**Task instructions**:
A) Set down the passage of the Edmond Halley article from "On August 2nd, 1700, a" up to and including "Edmond Halley, FRS.", word for word.
B) Write the next part of the article about Edmond Halley, starting after its final sentence.

**Article**:
__________________________________________________

Edmond Halley: Astronomer and Explorer
Edmond Halley was far more than a man who watched comets. His adventures aboard HMS Paramour represent one of the earliest voyages of purely scientific discovery.

On August 2nd, 1700, a cluster of English fishing boats settled off Toad Cove, Newfoundland. Their calm routine shattered as an ill-favoured craft bore down on the flotilla; pirates were active along the coast, and few honest sailors welcomed the sight of a strange, dishevelled vessel. Captain Humphrey Bryant's trawler had already fought off one attack, and his crew had no stomach for polite introductions. Five rounds of red-hot shot roared from their swivel guns and sliced the brigand's rigging. The ship abruptly anchored as an agitated figure jigged about the poop deck, treating Bryant to a torrent of abuse impressive even by North Atlantic standards. It was maritime history's least likely Black- beard – Edmond Halley, FRS.
Appearances deceived; Halley was no buccaneer, yet Bryant's error touched on truth. The popular image of scientists in the late 17th century was as half-crazed cranks or solitary adepts, immersed in arcane studies and shunning normal life for the 'high lonely tower' of Milton's Il Penseroso. Halley was totally different. A friend recalled him as 'naturally of an ardent and glowing temper. He always spoke and acted with an uncommon degree of sprightliness and vivacity. He was open and punctual in his dealings, candid in his judgements and blameless in his manners, sweet and affable'. Even allowing for loyal exaggeration, Halley emerges as a warm, convivial man, well-liked and good-hearted, with a schoolboy's taste for swashbuckling excitement. He cut an energetic and engaging figure.

__________________________________________________

**Given entries**:
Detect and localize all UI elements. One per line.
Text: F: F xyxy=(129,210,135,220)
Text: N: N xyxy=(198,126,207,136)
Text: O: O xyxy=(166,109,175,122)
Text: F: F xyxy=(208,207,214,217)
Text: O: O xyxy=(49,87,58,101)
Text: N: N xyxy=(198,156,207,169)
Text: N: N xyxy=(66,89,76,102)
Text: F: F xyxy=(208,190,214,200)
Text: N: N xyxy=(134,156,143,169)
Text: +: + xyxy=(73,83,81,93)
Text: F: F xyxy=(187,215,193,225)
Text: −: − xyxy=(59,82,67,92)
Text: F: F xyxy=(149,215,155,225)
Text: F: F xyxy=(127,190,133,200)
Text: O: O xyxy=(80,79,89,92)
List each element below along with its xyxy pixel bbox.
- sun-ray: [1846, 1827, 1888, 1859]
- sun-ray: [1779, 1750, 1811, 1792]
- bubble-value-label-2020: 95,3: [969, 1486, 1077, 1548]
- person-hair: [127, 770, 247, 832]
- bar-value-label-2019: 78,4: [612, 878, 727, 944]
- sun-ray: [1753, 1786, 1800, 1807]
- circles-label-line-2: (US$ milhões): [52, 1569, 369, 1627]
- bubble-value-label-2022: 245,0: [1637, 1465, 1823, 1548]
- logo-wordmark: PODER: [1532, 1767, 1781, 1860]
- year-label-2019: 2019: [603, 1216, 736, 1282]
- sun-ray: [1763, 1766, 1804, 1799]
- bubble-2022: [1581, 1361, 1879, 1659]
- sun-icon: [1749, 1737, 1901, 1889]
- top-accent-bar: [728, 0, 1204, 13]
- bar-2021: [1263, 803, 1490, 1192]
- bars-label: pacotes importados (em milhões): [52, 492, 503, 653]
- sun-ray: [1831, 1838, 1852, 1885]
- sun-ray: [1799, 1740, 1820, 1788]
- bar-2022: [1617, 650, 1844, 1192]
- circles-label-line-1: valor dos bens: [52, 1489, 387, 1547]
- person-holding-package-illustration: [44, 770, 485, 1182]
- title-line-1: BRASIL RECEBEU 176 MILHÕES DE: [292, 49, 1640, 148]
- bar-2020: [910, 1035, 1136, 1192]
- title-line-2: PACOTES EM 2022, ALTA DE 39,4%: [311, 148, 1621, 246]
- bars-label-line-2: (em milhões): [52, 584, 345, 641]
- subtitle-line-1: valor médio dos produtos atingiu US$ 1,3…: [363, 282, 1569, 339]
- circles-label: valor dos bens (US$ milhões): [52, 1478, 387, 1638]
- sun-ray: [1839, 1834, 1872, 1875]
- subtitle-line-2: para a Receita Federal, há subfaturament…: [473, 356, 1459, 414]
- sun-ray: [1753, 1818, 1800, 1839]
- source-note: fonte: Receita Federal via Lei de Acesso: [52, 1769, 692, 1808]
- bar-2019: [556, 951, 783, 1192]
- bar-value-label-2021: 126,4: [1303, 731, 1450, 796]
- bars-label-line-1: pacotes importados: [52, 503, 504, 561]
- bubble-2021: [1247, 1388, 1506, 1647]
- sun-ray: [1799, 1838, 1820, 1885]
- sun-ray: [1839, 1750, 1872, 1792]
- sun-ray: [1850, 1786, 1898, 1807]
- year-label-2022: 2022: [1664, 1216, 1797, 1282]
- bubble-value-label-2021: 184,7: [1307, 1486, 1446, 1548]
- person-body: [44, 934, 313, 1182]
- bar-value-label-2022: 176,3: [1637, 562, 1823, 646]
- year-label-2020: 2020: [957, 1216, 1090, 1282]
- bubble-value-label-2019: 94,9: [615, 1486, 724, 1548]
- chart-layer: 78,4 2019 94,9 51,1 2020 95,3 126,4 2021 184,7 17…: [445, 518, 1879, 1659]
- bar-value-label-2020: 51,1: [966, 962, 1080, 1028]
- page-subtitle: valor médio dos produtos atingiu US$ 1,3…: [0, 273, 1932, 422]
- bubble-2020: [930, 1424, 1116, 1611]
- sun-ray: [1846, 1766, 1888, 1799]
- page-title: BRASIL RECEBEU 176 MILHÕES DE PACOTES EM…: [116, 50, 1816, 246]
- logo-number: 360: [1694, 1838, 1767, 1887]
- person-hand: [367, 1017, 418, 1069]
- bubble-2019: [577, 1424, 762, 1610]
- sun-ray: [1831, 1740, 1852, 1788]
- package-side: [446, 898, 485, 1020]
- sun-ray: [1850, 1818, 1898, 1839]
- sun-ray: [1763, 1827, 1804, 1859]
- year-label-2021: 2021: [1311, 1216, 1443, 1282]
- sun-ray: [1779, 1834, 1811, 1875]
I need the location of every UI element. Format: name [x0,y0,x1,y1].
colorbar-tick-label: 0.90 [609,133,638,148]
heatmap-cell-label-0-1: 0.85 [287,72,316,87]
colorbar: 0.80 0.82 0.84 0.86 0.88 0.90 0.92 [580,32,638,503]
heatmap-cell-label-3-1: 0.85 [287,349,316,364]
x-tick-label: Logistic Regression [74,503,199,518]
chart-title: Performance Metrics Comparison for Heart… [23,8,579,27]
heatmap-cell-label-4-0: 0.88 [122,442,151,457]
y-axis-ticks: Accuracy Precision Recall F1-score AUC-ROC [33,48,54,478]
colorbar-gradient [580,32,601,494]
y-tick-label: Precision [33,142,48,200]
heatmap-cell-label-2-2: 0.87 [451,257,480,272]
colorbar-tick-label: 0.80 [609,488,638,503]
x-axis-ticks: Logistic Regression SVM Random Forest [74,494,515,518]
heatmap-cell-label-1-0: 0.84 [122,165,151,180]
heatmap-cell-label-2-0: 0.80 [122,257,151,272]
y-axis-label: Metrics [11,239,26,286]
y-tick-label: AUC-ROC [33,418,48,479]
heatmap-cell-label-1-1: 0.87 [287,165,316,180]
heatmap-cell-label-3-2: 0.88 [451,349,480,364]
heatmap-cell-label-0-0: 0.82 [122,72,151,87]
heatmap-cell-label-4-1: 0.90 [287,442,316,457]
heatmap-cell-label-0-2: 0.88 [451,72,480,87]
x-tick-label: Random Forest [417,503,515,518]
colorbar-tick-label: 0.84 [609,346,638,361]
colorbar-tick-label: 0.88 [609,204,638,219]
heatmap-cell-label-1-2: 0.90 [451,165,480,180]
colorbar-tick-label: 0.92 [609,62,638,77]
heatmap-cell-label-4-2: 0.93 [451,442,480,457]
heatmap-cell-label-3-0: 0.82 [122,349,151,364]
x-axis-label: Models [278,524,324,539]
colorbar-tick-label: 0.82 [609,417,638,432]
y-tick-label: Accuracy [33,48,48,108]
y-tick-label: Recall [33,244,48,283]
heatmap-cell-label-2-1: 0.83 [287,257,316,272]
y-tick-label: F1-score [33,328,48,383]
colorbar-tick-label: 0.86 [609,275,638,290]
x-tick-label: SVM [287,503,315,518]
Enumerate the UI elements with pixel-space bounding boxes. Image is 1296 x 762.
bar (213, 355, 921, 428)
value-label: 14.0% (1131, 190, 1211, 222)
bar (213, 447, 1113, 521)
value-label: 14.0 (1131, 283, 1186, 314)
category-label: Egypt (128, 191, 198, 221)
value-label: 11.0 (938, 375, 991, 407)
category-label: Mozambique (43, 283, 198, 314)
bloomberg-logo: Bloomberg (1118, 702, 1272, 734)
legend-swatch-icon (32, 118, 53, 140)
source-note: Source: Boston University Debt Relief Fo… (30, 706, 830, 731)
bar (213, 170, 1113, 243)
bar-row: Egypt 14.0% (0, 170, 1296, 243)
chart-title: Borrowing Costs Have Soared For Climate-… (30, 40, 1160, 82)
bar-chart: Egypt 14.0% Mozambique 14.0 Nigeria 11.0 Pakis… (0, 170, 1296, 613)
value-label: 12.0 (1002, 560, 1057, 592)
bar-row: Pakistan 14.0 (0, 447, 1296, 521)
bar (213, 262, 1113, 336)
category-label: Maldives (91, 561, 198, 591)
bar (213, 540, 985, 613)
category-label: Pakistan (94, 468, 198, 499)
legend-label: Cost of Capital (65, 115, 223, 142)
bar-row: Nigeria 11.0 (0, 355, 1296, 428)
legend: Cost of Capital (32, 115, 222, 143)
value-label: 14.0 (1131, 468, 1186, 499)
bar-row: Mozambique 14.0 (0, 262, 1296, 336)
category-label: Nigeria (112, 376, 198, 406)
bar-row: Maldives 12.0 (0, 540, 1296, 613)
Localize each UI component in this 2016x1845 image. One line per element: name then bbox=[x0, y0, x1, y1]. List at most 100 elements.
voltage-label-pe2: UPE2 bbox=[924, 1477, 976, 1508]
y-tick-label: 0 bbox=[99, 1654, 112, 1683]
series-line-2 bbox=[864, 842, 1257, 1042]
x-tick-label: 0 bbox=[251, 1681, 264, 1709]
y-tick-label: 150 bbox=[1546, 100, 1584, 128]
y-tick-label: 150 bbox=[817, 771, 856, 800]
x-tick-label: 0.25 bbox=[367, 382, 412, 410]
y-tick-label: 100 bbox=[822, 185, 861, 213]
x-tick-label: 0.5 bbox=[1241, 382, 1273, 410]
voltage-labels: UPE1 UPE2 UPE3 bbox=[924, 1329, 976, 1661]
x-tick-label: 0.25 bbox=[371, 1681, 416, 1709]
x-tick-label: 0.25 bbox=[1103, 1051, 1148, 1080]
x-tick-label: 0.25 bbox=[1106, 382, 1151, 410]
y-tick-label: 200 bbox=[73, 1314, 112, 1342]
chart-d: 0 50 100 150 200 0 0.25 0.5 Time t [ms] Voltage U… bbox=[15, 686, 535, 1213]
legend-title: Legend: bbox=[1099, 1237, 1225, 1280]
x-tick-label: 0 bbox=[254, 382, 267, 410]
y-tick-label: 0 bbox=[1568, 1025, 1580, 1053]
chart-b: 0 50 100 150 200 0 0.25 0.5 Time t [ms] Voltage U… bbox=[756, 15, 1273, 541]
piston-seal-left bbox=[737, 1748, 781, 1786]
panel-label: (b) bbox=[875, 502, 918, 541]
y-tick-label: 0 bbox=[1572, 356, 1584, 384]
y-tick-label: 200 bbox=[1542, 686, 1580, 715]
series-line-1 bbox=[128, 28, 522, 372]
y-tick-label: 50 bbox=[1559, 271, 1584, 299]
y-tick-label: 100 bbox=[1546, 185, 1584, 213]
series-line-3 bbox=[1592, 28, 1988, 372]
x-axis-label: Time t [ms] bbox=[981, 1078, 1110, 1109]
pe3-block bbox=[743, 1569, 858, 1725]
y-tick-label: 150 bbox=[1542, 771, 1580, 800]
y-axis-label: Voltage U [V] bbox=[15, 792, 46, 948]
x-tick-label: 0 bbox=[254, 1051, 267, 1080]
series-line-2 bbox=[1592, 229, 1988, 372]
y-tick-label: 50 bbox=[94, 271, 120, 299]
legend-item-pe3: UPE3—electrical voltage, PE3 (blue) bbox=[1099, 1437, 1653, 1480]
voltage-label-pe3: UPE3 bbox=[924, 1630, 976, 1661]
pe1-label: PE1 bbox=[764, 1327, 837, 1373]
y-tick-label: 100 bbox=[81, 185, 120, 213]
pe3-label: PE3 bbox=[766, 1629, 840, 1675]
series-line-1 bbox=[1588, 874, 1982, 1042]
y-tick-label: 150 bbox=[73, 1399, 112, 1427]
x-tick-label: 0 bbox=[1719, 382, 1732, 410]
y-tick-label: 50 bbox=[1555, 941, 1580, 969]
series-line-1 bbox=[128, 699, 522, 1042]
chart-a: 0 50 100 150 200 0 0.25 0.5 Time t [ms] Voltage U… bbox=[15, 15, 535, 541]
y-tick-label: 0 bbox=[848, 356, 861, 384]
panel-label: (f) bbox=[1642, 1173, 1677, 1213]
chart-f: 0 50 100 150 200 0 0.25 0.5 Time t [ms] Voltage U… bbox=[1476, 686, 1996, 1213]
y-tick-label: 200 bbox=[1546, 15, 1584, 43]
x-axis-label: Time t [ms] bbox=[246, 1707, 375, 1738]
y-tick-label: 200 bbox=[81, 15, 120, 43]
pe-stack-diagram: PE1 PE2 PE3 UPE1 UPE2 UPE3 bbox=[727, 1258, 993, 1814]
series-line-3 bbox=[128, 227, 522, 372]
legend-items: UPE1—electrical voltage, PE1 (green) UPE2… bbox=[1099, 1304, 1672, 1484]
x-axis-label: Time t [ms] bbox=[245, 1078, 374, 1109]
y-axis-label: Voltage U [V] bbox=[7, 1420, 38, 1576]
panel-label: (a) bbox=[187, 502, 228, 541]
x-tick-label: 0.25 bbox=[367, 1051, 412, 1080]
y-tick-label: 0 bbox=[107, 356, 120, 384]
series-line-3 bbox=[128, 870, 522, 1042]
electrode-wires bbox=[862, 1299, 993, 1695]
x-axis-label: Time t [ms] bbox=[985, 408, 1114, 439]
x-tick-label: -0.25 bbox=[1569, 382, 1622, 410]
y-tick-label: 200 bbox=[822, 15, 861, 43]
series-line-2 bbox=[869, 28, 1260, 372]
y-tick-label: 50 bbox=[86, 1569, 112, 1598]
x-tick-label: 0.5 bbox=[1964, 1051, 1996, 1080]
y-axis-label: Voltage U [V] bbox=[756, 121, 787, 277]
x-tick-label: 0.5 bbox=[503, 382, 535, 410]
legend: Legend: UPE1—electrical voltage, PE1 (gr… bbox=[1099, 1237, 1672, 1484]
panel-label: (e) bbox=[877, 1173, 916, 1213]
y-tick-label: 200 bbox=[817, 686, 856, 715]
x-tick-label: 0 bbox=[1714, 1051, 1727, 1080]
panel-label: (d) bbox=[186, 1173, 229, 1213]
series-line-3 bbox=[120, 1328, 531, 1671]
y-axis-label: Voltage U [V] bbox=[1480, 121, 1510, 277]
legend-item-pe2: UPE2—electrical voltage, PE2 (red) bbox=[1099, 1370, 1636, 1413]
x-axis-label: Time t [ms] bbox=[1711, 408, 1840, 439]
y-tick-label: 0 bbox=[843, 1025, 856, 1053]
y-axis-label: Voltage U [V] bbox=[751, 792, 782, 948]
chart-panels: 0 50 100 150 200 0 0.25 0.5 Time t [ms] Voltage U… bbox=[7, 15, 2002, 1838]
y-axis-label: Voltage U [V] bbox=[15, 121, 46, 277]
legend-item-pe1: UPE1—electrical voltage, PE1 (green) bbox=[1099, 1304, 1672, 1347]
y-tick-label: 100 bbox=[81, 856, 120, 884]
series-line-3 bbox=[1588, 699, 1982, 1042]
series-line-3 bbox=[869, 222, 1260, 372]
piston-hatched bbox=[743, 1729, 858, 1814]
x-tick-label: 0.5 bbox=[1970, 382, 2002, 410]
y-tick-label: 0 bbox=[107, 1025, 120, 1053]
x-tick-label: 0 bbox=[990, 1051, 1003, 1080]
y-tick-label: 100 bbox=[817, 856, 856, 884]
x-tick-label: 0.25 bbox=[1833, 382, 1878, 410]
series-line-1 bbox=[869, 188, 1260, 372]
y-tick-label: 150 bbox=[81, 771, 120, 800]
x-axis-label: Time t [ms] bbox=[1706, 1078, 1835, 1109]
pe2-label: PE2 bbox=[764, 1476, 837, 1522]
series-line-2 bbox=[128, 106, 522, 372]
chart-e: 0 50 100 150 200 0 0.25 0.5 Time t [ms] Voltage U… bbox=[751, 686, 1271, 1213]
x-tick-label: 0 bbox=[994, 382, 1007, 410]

__________________________________________________

**Task responses**:
A)
On August 2nd, 1700, a cluster of English fishing boats settled off Toad Cove, Newfoundland. Their calm routine shattered as an ill-favoured craft bore down on the flotilla; pirates were active along the coast, and few honest sailors welcomed the sight of a strange, dishevelled vessel. Captain Humphrey Bryant's trawler had already fought off one attack, and his crew had no stomach for polite introductions. Five rounds of red-hot shot roared from their swivel guns and sliced the brigand's rigging. The ship abruptly anchored as an agitated figure jigged about the poop deck, treating Bryant to a torrent of abuse impressive even by North Atlantic standards. It was maritime history's least likely Black- beard – Edmond Halley, FRS.

B)
The astronomer's reputation has suffered from his fame. Halley's Comet – the only bright comet to pass Earth at fairly short intervals – has overshadowed the extraordinary range of his interests. Few scientific histories even mention the ocean voyages contemporaries considered by far his greatest achievement.
These adventures began shortly before noon on October 20th, 1698, as His Majesties' 'Pink' Paramour slipped away from Deptford and headed for the open sea. Halley, Secretary of the Royal Society and a newly appointed naval captain, opened the sealed orders he had written for himself five days earlier. They began:
To Captn. Edmd. Halley Comandr ... You are to make the best of your way to the Southward of the Equator, and there to observe on the East Coast of South America and the West Coast of Africa, the variations of the Compasse, with all the accuracy you can, as also the true Situation both in Latitude and Longitude of the ports wher you arrive ... and, if the season of the yeare permit, you are to stand soe farr to the south till you discover the Coast of the Terra Incognito.
This wondrously optimistic final clause gave Halley carte blanche to explore and observe. The astronomer was eminently qualified for both. In November 1676, soon after his twentieth birthday, he and a friend embarked on a voyage to the remote Atlantic island of St Helena, intending to map the southern stars. They proved remarkably successful – despite the island's overcast skies and the motiveless malice of Governor Gregory Field. In the following years, Halley distinguished himself in almost every branch of science, displaying a powerful practical bent that marked him out from most of the Royal Society.

As early as 1695, he and Benjamin Middleton 'made proposals of going into ye South Sea & Round the World' to measure the variation of the compass and chart the Earth's magnetic field. Halley's reputation ensured a high level of official support, as did the obvious benefits to navigation. The causes of compass variation – or 'Declination' in technical terms – are still not perfectly understood. Like gravity, magnetism is strongest at the poles and weakest at the equator. The magnetic poles are themselves in constant motion, with the result that magnetic north varies considerably according to one's geographical location. Knowing this variation makes setting a precise course a relatively straightforward process. Ignorance invites disaster.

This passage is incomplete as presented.